**Given exercise**: Using the material that follows, identify and copy each line with the string "name".

□ □ □

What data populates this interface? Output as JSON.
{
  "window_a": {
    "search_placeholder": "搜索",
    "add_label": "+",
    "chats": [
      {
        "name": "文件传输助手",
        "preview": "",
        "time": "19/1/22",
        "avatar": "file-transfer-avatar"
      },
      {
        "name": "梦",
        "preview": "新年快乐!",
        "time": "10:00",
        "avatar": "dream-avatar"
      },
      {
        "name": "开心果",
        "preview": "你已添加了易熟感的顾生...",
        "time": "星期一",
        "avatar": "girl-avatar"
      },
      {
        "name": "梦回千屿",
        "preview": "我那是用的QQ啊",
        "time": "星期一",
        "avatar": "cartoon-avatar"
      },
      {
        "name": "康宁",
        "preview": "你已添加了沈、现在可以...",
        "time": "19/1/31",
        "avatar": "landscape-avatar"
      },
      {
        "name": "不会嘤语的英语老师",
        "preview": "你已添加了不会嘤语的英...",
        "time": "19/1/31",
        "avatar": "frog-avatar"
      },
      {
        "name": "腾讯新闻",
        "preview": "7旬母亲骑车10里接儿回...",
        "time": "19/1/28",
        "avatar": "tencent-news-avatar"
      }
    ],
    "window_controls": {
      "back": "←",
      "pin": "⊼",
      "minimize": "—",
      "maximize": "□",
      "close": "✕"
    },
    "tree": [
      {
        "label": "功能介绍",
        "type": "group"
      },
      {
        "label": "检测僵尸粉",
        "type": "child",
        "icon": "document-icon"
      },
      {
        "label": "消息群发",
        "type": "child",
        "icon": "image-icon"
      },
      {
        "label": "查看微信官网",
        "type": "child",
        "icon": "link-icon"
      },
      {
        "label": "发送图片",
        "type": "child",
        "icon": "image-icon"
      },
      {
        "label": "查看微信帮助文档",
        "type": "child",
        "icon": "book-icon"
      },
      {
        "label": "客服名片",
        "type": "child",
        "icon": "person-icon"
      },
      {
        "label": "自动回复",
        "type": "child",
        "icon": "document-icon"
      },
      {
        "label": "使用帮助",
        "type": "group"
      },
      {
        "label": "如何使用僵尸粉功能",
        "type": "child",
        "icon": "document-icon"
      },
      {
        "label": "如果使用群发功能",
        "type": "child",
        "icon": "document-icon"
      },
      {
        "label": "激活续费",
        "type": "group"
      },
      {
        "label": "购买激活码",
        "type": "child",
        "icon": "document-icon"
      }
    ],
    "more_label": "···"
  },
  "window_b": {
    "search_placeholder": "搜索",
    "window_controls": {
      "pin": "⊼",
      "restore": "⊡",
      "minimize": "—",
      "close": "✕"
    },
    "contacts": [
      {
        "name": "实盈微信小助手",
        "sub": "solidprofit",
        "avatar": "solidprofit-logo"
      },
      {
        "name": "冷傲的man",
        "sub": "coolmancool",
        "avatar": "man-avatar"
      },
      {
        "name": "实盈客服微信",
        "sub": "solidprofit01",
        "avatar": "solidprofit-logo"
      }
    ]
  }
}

□ □ □

**Task output**:
        "name": "文件传输助手",
        "name": "梦",
        "name": "开心果",
        "name": "梦回千屿",
        "name": "康宁",
        "name": "不会嘤语的英语老师",
        "name": "腾讯新闻",
        "name": "实盈微信小助手",
        "name": "冷傲的man",
        "name": "实盈客服微信",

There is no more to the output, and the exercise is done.